Rewrite all of the entries below, replacing "Days to Close" with "Time to Close" and leaving everything else unchanged. Omit the pictures from your answer.

RECORDED DATA:
──────────────────────────────

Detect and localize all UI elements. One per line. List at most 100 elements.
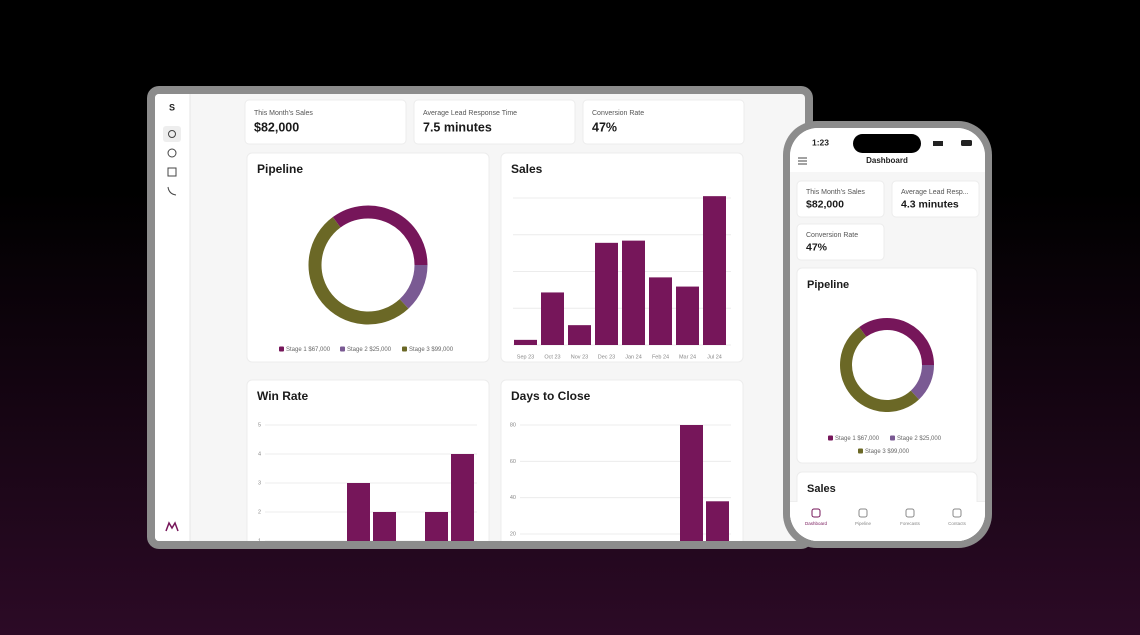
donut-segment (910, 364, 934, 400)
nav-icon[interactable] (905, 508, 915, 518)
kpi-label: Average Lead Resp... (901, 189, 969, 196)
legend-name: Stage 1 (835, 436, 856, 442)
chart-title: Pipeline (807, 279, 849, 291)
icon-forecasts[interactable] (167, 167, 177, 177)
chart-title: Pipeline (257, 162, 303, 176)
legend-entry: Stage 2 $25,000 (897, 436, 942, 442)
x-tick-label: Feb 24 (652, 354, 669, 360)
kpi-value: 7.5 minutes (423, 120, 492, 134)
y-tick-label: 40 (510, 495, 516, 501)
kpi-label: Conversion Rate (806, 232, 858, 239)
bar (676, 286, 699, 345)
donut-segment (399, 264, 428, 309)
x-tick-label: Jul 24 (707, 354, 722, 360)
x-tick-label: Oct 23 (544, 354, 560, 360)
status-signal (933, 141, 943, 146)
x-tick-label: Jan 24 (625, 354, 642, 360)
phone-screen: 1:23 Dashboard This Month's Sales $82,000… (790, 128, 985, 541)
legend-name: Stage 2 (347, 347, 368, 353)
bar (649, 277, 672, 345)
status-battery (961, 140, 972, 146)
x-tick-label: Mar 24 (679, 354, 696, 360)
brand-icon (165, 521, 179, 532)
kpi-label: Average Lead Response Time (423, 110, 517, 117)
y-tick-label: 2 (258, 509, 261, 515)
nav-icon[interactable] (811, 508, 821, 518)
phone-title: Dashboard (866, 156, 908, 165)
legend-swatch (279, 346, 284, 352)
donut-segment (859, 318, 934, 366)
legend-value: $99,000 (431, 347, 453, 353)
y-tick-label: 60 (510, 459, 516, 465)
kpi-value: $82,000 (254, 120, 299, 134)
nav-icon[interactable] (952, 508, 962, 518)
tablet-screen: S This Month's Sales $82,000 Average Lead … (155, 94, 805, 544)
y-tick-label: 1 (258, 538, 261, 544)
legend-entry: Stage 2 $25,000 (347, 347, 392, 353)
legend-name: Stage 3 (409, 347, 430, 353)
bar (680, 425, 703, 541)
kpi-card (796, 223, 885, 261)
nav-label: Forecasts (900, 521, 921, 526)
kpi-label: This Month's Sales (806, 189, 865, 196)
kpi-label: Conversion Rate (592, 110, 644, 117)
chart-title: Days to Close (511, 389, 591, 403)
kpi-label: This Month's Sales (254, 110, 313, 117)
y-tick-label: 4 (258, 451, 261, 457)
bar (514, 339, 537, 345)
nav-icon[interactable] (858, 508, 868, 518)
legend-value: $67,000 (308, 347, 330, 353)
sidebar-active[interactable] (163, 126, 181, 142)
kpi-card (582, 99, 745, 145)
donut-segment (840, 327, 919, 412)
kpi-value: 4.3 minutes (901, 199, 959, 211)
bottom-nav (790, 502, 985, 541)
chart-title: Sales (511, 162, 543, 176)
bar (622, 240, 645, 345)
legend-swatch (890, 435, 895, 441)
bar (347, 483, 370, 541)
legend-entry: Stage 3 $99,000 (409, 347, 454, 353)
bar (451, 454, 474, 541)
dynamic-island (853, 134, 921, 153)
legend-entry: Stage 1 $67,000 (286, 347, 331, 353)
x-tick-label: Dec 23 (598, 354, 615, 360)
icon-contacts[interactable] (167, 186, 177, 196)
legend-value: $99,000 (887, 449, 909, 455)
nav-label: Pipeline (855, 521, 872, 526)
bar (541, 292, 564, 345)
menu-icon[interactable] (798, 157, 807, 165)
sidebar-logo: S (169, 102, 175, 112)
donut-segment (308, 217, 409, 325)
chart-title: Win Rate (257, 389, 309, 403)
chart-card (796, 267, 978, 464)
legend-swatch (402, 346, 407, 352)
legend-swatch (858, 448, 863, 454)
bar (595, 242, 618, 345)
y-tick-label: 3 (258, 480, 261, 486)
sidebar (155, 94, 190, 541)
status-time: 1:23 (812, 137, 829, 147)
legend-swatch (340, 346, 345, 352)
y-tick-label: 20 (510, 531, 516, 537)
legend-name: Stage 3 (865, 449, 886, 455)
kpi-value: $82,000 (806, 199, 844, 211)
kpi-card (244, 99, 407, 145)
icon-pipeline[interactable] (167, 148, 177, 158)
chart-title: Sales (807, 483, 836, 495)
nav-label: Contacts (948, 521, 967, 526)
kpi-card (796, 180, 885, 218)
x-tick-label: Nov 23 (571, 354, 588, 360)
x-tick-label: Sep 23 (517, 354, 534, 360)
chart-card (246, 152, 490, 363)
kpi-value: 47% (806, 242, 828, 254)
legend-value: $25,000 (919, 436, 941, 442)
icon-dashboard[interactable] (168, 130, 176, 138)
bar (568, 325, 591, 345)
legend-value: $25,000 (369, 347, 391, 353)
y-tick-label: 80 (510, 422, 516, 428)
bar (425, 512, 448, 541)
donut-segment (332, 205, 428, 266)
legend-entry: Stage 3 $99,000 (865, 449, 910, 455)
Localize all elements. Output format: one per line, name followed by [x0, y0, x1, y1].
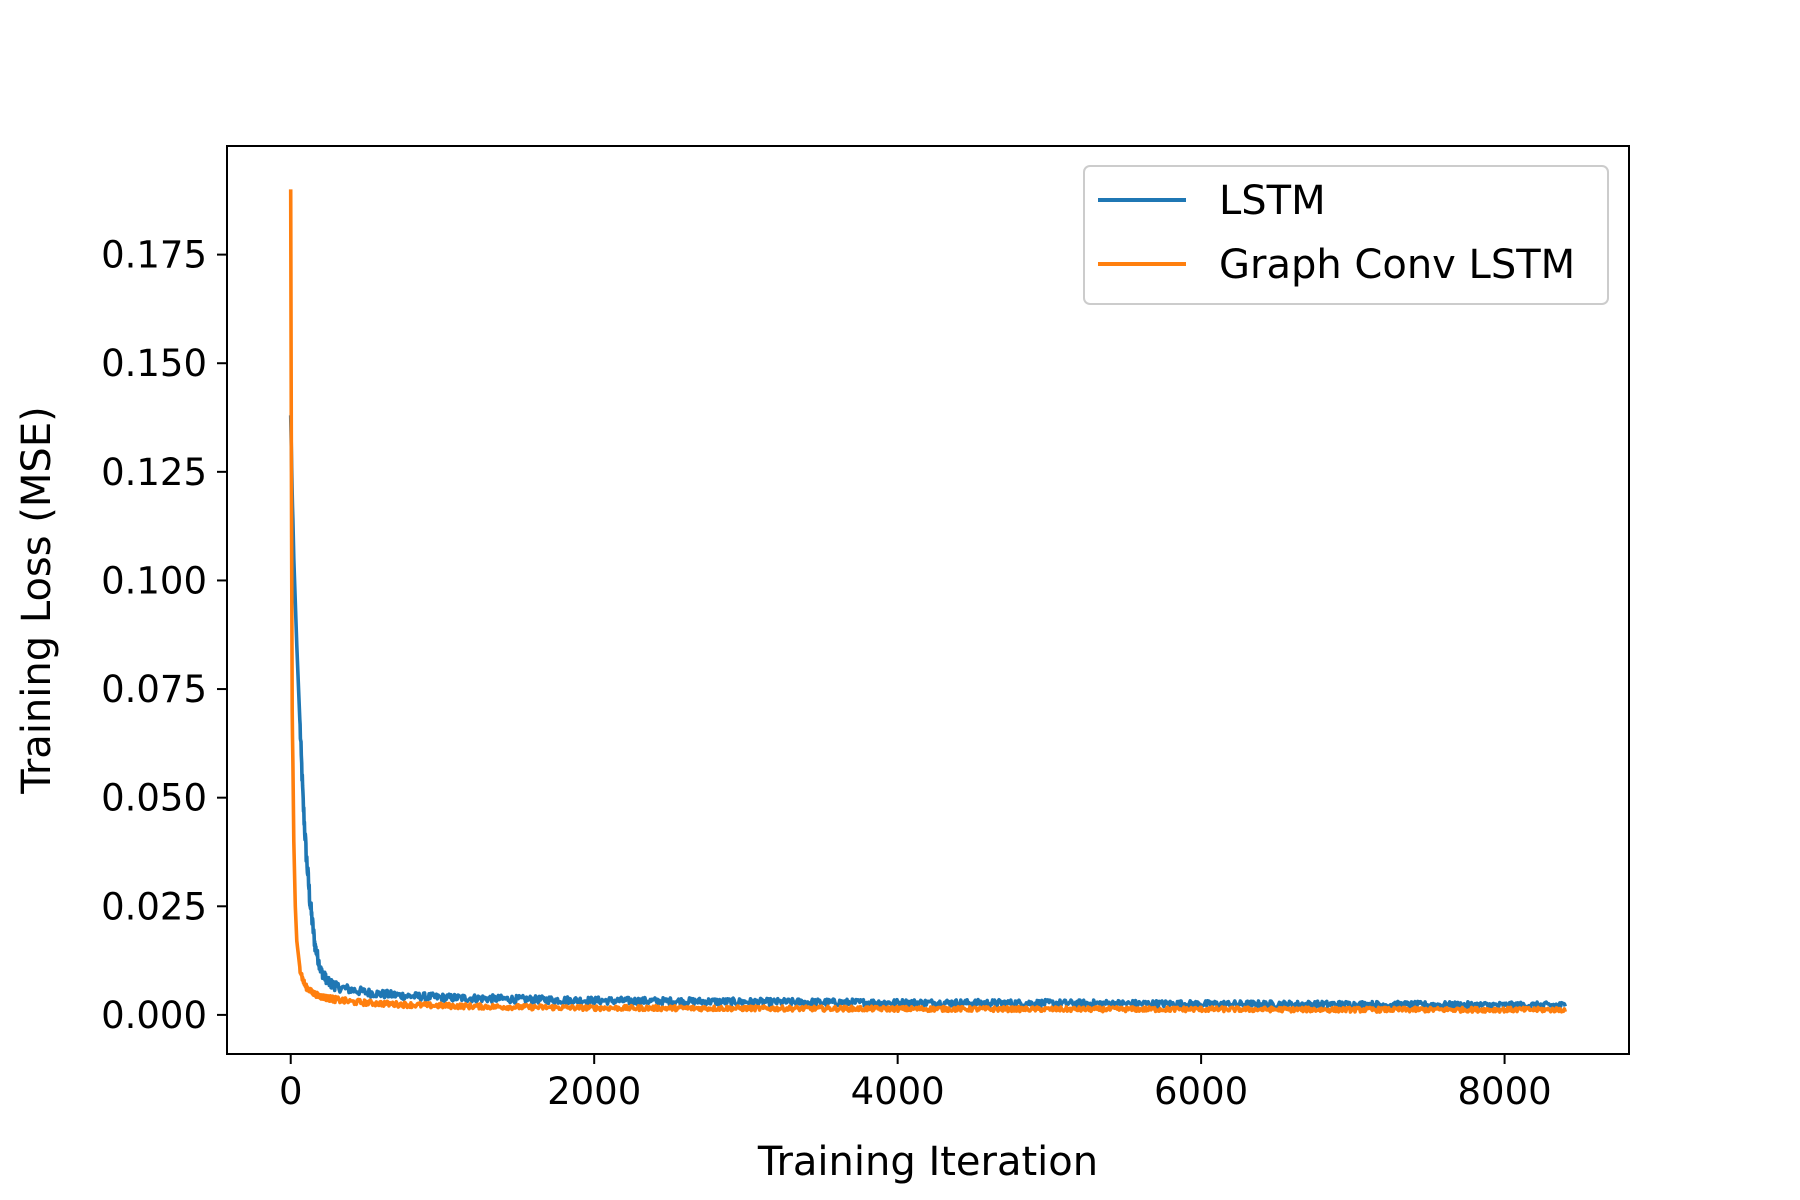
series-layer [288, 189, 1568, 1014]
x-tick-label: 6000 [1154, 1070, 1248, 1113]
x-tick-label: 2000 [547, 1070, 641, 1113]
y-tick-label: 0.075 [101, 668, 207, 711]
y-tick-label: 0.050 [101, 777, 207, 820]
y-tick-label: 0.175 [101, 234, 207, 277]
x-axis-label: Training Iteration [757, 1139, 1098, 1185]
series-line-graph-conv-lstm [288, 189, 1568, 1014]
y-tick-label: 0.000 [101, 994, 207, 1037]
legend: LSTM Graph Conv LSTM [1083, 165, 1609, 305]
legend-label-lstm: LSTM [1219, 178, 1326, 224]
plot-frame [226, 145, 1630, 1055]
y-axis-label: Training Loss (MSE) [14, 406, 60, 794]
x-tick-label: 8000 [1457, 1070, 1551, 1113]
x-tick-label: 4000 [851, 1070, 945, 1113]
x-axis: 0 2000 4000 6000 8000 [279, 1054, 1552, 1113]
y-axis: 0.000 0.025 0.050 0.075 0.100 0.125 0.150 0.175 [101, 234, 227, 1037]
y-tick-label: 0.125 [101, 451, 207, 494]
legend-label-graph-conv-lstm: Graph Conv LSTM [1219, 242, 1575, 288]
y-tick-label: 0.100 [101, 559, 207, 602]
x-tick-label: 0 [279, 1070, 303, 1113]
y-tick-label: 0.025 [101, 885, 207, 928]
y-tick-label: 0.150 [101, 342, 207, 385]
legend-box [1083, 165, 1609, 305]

──────────────────────────────

EXERCISE RESULT:
Detect and localize all UI elements. One per line. List at most 100 elements.
donut-segment (910, 364, 934, 400)
nav-icon[interactable] (905, 508, 915, 518)
kpi-label: Average Lead Resp... (901, 189, 969, 196)
legend-name: Stage 1 (835, 436, 856, 442)
chart-title: Pipeline (807, 279, 849, 291)
icon-forecasts[interactable] (167, 167, 177, 177)
chart-title: Pipeline (257, 162, 303, 176)
legend-entry: Stage 2 $25,000 (897, 436, 942, 442)
x-tick-label: Feb 24 (652, 354, 669, 360)
kpi-value: 7.5 minutes (423, 120, 492, 134)
y-tick-label: 40 (510, 495, 516, 501)
kpi-label: Conversion Rate (806, 232, 858, 239)
bar (676, 286, 699, 345)
donut-segment (399, 264, 428, 309)
x-tick-label: Jul 24 (707, 354, 722, 360)
x-tick-label: Oct 23 (544, 354, 560, 360)
status-signal (933, 141, 943, 146)
x-tick-label: Jan 24 (625, 354, 642, 360)
phone-screen: 1:23 Dashboard This Month's Sales $82,000… (790, 128, 985, 541)
legend-name: Stage 2 (347, 347, 368, 353)
bar (649, 277, 672, 345)
status-battery (961, 140, 972, 146)
x-tick-label: Mar 24 (679, 354, 696, 360)
brand-icon (165, 521, 179, 532)
kpi-label: Average Lead Response Time (423, 110, 517, 117)
y-tick-label: 2 (258, 509, 261, 515)
nav-icon[interactable] (811, 508, 821, 518)
phone-title: Dashboard (866, 156, 908, 165)
legend-swatch (279, 346, 284, 352)
donut-segment (859, 318, 934, 366)
legend-value: $99,000 (431, 347, 453, 353)
y-tick-label: 60 (510, 459, 516, 465)
kpi-value: $82,000 (254, 120, 299, 134)
nav-icon[interactable] (952, 508, 962, 518)
tablet-screen: S This Month's Sales $82,000 Average Lead … (155, 94, 805, 544)
y-tick-label: 1 (258, 538, 261, 544)
legend-entry: Stage 2 $25,000 (347, 347, 392, 353)
legend-name: Stage 3 (409, 347, 430, 353)
bar (680, 425, 703, 541)
kpi-card (796, 223, 885, 261)
nav-label: Forecasts (900, 521, 921, 526)
kpi-label: This Month's Sales (806, 189, 865, 196)
kpi-label: Conversion Rate (592, 110, 644, 117)
chart-title: Time to Close (511, 389, 591, 403)
kpi-label: This Month's Sales (254, 110, 313, 117)
y-tick-label: 4 (258, 451, 261, 457)
bar (514, 339, 537, 345)
nav-icon[interactable] (858, 508, 868, 518)
legend-value: $67,000 (308, 347, 330, 353)
sidebar-active[interactable] (163, 126, 181, 142)
kpi-card (582, 99, 745, 145)
donut-segment (840, 327, 919, 412)
kpi-value: 4.3 minutes (901, 199, 959, 211)
bottom-nav (790, 502, 985, 541)
chart-title: Sales (511, 162, 543, 176)
bar (622, 240, 645, 345)
legend-swatch (890, 435, 895, 441)
bar (347, 483, 370, 541)
legend-entry: Stage 3 $99,000 (409, 347, 454, 353)
bar (451, 454, 474, 541)
dynamic-island (853, 134, 921, 153)
legend-entry: Stage 1 $67,000 (286, 347, 331, 353)
x-tick-label: Dec 23 (598, 354, 615, 360)
icon-contacts[interactable] (167, 186, 177, 196)
legend-value: $99,000 (887, 449, 909, 455)
nav-label: Pipeline (855, 521, 872, 526)
bar (541, 292, 564, 345)
menu-icon[interactable] (798, 157, 807, 165)
sidebar-logo: S (169, 102, 175, 112)
donut-segment (308, 217, 409, 325)
chart-title: Win Rate (257, 389, 309, 403)
chart-card (796, 267, 978, 464)
legend-swatch (402, 346, 407, 352)
legend-swatch (858, 448, 863, 454)
bar (595, 242, 618, 345)
y-tick-label: 3 (258, 480, 261, 486)
sidebar (155, 94, 190, 541)
status-time: 1:23 (812, 137, 829, 147)
legend-swatch (340, 346, 345, 352)
y-tick-label: 20 (510, 531, 516, 537)
legend-name: Stage 3 (865, 449, 886, 455)
kpi-value: $82,000 (806, 199, 844, 211)
kpi-card (244, 99, 407, 145)
icon-pipeline[interactable] (167, 148, 177, 158)
chart-title: Sales (807, 483, 836, 495)
nav-label: Contacts (948, 521, 967, 526)
kpi-card (796, 180, 885, 218)
x-tick-label: Nov 23 (571, 354, 588, 360)
x-tick-label: Sep 23 (517, 354, 534, 360)
chart-card (246, 152, 490, 363)
kpi-value: 47% (806, 242, 828, 254)
legend-value: $25,000 (919, 436, 941, 442)
icon-dashboard[interactable] (168, 130, 176, 138)
bar (568, 325, 591, 345)
legend-value: $25,000 (369, 347, 391, 353)
y-tick-label: 80 (510, 422, 516, 428)
bar (425, 512, 448, 541)
donut-segment (332, 205, 428, 266)
legend-entry: Stage 3 $99,000 (865, 449, 910, 455)
Localize all elements. Output format: one per line, name followed by [x0, y0, x1, y1].
series-layer [288, 189, 1568, 1014]
x-tick-label: 6000 [1154, 1070, 1248, 1113]
x-tick-label: 2000 [547, 1070, 641, 1113]
y-tick-label: 0.075 [101, 668, 207, 711]
y-tick-label: 0.050 [101, 777, 207, 820]
y-tick-label: 0.175 [101, 234, 207, 277]
x-axis-label: Training Iteration [757, 1139, 1098, 1185]
series-line-graph-conv-lstm [288, 189, 1568, 1014]
y-tick-label: 0.000 [101, 994, 207, 1037]
legend: LSTM Graph Conv LSTM [1083, 165, 1609, 305]
legend-label-lstm: LSTM [1219, 178, 1326, 224]
plot-frame [226, 145, 1630, 1055]
y-axis-label: Training Loss (MSE) [14, 406, 60, 794]
x-tick-label: 8000 [1457, 1070, 1551, 1113]
x-tick-label: 4000 [851, 1070, 945, 1113]
x-axis: 0 2000 4000 6000 8000 [279, 1054, 1552, 1113]
y-axis: 0.000 0.025 0.050 0.075 0.100 0.125 0.150 0.175 [101, 234, 227, 1037]
y-tick-label: 0.125 [101, 451, 207, 494]
legend-label-graph-conv-lstm: Graph Conv LSTM [1219, 242, 1575, 288]
y-tick-label: 0.100 [101, 559, 207, 602]
x-tick-label: 0 [279, 1070, 303, 1113]
y-tick-label: 0.025 [101, 885, 207, 928]
y-tick-label: 0.150 [101, 342, 207, 385]
legend-box [1083, 165, 1609, 305]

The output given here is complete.